*What you will do*.
Output every entry exactly as written.

-- Begin Records supplied --

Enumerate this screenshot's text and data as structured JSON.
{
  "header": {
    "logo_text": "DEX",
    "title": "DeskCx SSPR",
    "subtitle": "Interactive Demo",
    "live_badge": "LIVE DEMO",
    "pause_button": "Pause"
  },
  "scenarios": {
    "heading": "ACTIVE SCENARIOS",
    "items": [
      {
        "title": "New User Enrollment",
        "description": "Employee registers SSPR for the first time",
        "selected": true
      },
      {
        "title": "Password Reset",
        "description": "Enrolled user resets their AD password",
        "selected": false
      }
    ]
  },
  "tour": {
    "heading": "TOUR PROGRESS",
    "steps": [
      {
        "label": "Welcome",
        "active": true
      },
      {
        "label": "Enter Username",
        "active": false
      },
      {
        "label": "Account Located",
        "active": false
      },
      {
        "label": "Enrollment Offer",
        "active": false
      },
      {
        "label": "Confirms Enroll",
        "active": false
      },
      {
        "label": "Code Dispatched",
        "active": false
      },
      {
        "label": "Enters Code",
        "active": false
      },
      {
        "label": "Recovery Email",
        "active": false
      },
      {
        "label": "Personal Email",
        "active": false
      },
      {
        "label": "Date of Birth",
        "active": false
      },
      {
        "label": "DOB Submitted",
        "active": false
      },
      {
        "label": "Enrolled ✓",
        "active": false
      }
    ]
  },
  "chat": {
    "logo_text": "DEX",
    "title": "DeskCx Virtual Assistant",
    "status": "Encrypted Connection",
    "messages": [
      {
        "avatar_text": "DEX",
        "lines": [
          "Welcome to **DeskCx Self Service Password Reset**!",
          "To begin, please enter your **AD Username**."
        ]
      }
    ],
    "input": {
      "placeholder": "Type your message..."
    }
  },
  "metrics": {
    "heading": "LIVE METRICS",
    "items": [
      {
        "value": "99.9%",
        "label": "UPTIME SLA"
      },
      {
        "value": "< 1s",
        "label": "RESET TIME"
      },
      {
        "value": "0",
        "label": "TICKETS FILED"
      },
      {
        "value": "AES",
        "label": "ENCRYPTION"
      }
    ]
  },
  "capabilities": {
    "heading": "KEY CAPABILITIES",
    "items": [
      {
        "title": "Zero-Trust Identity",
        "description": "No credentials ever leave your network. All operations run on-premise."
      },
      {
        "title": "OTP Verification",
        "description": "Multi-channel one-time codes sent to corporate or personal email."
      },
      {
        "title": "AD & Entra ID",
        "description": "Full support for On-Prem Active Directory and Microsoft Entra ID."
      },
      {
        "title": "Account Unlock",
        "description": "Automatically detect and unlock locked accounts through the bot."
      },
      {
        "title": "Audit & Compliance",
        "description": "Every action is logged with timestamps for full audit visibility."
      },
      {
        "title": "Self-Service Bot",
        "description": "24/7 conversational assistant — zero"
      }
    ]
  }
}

-- End Records supplied --

*Output*.
Enumerate this screenshot's text and data as structured JSON.
{
  "header": {
    "logo_text": "DEX",
    "title": "DeskCx SSPR",
    "subtitle": "Interactive Demo",
    "live_badge": "LIVE DEMO",
    "pause_button": "Pause"
  },
  "scenarios": {
    "heading": "ACTIVE SCENARIOS",
    "items": [
      {
        "title": "New User Enrollment",
        "description": "Employee registers SSPR for the first time",
        "selected": true
      },
      {
        "title": "Password Reset",
        "description": "Enrolled user resets their AD password",
        "selected": false
      }
    ]
  },
  "tour": {
    "heading": "TOUR PROGRESS",
    "steps": [
      {
        "label": "Welcome",
        "active": true
      },
      {
        "label": "Enter Username",
        "active": false
      },
      {
        "label": "Account Located",
        "active": false
      },
      {
        "label": "Enrollment Offer",
        "active": false
      },
      {
        "label": "Confirms Enroll",
        "active": false
      },
      {
        "label": "Code Dispatched",
        "active": false
      },
      {
        "label": "Enters Code",
        "active": false
      },
      {
        "label": "Recovery Email",
        "active": false
      },
      {
        "label": "Personal Email",
        "active": false
      },
      {
        "label": "Date of Birth",
        "active": false
      },
      {
        "label": "DOB Submitted",
        "active": false
      },
      {
        "label": "Enrolled ✓",
        "active": false
      }
    ]
  },
  "chat": {
    "logo_text": "DEX",
    "title": "DeskCx Virtual Assistant",
    "status": "Encrypted Connection",
    "messages": [
      {
        "avatar_text": "DEX",
        "lines": [
          "Welcome to **DeskCx Self Service Password Reset**!",
          "To begin, please enter your **AD Username**."
        ]
      }
    ],
    "input": {
      "placeholder": "Type your message..."
    }
  },
  "metrics": {
    "heading": "LIVE METRICS",
    "items": [
      {
        "value": "99.9%",
        "label": "UPTIME SLA"
      },
      {
        "value": "< 1s",
        "label": "RESET TIME"
      },
      {
        "value": "0",
        "label": "TICKETS FILED"
      },
      {
        "value": "AES",
        "label": "ENCRYPTION"
      }
    ]
  },
  "capabilities": {
    "heading": "KEY CAPABILITIES",
    "items": [
      {
        "title": "Zero-Trust Identity",
        "description": "No credentials ever leave your network. All operations run on-premise."
      },
      {
        "title": "OTP Verification",
        "description": "Multi-channel one-time codes sent to corporate or personal email."
      },
      {
        "title": "AD & Entra ID",
        "description": "Full support for On-Prem Active Directory and Microsoft Entra ID."
      },
      {
        "title": "Account Unlock",
        "description": "Automatically detect and unlock locked accounts through the bot."
      },
      {
        "title": "Audit & Compliance",
        "description": "Every action is logged with timestamps for full audit visibility."
      },
      {
        "title": "Self-Service Bot",
        "description": "24/7 conversational assistant — zero"
      }
    ]
  }
}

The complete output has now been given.